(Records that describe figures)
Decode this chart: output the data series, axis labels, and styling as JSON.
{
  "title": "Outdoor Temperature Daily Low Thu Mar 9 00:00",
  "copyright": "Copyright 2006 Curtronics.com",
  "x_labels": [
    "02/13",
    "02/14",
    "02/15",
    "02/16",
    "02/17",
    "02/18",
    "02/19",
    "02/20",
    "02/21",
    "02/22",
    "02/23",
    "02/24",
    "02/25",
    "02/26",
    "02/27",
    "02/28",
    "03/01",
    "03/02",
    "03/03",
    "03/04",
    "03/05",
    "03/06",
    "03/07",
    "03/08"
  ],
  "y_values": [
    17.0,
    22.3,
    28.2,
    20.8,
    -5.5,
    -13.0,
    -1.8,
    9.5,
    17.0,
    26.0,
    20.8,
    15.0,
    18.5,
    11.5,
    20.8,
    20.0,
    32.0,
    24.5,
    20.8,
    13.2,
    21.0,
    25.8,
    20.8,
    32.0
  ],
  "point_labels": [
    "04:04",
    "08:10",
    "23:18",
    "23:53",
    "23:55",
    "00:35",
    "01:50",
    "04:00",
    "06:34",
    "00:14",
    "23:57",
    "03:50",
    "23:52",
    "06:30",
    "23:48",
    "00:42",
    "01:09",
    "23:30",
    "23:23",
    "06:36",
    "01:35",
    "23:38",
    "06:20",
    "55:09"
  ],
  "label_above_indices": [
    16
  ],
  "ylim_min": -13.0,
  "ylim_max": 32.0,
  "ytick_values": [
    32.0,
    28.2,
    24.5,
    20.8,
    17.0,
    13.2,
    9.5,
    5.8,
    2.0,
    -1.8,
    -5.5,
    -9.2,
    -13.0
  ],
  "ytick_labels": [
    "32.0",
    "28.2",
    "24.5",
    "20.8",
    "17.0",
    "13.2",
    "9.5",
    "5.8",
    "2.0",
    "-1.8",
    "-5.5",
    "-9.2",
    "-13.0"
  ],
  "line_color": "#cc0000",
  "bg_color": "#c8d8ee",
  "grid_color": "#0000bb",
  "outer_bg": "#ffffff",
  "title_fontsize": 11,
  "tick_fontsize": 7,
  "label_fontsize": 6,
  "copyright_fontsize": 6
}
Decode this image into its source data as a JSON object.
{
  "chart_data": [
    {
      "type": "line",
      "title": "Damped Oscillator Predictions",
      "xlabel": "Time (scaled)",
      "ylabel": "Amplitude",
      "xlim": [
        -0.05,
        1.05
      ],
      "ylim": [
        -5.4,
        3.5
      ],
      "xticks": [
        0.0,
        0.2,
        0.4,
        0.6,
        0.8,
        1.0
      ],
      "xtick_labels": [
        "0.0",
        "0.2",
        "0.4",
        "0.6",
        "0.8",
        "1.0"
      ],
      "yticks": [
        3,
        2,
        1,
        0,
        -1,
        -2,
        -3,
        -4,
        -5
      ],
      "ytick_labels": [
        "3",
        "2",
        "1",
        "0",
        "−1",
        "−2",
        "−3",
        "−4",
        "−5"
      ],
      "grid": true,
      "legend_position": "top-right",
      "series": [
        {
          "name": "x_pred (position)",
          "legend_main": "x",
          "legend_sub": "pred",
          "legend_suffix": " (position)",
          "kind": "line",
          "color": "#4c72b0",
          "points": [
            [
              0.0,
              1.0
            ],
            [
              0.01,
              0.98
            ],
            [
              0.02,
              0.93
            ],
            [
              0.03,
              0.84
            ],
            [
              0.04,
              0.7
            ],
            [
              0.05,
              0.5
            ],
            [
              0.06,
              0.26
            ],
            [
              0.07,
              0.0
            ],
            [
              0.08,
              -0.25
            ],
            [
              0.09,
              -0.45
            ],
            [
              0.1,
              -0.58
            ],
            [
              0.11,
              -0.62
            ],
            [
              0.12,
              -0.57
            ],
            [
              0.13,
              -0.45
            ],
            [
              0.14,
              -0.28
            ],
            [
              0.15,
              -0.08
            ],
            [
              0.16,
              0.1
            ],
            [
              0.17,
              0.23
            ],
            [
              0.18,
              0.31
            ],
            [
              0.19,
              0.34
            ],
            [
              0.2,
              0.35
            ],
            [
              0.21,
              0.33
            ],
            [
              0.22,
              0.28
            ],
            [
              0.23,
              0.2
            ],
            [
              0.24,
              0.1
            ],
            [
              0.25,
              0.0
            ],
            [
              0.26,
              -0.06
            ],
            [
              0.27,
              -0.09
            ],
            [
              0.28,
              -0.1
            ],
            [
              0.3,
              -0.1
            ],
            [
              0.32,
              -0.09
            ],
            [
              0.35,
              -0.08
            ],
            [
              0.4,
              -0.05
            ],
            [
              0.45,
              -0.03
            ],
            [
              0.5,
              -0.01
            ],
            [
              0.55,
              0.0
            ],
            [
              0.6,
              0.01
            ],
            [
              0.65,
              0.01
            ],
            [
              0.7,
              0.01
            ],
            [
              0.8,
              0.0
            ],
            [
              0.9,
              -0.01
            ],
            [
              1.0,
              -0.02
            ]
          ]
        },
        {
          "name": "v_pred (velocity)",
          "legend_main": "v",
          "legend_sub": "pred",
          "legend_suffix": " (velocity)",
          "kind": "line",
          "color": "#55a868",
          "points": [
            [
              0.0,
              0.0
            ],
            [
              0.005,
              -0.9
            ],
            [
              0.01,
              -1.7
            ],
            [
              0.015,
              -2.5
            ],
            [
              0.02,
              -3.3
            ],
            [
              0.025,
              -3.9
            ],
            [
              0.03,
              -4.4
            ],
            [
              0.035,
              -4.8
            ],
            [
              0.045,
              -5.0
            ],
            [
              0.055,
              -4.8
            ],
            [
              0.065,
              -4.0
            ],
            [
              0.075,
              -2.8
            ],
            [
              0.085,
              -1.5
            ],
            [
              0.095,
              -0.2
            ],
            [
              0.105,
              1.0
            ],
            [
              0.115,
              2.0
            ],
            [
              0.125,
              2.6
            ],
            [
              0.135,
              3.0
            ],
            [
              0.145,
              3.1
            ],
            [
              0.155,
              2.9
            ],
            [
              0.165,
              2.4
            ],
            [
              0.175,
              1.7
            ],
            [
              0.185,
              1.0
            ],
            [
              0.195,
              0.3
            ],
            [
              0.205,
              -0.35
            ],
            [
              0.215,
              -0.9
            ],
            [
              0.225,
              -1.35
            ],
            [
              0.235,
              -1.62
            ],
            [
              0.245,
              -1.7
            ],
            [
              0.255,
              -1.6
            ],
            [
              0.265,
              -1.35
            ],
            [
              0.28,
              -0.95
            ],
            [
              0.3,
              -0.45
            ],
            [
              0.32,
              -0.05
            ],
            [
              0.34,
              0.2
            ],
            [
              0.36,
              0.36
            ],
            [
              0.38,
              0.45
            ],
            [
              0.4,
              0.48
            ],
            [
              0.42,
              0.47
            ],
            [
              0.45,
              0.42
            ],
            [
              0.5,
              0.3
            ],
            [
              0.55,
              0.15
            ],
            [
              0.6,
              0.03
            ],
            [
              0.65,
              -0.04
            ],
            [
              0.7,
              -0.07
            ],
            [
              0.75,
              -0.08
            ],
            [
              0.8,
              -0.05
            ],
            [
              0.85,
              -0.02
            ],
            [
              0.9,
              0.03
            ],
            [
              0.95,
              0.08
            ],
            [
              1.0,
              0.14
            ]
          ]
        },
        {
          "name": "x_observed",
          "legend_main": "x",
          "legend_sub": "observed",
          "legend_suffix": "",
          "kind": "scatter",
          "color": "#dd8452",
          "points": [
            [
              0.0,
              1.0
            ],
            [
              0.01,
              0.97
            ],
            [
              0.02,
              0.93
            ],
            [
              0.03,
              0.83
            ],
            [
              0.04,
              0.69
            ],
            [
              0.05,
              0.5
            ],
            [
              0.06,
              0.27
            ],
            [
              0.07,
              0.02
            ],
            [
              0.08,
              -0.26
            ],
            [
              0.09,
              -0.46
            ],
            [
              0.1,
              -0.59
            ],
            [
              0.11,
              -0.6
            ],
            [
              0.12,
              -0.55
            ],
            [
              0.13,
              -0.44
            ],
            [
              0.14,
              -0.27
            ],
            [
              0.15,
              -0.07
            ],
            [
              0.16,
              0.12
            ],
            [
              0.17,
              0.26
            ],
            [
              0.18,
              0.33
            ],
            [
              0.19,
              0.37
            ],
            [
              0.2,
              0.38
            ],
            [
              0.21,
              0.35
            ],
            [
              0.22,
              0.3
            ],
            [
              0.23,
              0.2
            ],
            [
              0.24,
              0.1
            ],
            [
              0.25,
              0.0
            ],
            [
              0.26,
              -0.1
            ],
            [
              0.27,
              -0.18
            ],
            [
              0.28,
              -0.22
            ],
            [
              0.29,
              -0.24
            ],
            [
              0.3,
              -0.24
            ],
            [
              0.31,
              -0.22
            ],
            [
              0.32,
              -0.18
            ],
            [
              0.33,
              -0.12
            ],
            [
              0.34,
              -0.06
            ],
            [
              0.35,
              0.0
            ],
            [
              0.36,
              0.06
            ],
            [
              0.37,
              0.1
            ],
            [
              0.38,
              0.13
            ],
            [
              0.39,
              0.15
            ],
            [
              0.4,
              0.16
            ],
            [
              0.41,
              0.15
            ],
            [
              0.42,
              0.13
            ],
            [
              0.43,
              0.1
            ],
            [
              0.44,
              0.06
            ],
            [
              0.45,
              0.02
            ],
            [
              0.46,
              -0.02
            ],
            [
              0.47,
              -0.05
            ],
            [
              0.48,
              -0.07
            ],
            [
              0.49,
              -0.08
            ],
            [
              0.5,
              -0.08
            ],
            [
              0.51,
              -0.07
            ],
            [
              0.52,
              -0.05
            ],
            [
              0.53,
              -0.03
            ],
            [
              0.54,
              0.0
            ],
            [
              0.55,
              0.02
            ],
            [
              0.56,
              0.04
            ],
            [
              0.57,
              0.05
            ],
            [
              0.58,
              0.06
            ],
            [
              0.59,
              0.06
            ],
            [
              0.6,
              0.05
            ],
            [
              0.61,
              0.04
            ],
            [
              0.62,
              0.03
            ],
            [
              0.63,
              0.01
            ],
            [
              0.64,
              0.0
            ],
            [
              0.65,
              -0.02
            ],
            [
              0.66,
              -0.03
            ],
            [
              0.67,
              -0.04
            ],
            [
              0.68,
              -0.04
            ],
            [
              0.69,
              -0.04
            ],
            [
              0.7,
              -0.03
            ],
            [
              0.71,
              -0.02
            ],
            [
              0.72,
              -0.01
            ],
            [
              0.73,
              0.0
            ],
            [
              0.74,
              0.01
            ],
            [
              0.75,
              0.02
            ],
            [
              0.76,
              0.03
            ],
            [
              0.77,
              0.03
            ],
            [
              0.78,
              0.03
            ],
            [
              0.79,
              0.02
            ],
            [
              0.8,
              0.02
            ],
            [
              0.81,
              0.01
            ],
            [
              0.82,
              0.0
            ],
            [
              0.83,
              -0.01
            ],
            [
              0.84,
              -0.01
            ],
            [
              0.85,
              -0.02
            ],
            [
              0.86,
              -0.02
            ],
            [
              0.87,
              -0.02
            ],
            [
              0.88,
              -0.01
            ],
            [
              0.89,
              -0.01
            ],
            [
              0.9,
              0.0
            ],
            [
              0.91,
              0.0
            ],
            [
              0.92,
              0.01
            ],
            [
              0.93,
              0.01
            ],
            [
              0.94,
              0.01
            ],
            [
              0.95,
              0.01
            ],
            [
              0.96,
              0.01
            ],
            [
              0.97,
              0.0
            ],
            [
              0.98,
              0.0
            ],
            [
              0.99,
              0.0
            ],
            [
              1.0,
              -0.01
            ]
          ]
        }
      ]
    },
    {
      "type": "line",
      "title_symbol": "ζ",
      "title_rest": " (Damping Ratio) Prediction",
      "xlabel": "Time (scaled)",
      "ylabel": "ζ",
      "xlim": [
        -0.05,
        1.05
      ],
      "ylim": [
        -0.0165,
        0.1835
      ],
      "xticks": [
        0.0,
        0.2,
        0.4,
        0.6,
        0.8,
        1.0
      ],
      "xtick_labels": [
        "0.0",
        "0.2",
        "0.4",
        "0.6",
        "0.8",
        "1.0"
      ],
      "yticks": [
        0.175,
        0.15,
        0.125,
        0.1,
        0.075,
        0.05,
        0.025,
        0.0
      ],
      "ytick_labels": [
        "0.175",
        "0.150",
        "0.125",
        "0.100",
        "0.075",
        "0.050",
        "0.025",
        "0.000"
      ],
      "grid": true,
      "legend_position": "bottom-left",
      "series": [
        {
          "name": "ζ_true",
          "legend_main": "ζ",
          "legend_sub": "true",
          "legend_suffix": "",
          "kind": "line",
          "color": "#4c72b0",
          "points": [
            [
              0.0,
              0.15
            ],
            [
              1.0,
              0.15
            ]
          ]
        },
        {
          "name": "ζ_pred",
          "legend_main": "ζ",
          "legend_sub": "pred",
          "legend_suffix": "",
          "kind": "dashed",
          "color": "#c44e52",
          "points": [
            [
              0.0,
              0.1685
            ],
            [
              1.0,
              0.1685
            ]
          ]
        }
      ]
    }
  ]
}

What needs to be done
Go through the listing above and pull out each line containing the word "Decode".

Full answer
Decode this chart: output the data series, axis labels, and styling as JSON.
Decode this image into its source data as a JSON object.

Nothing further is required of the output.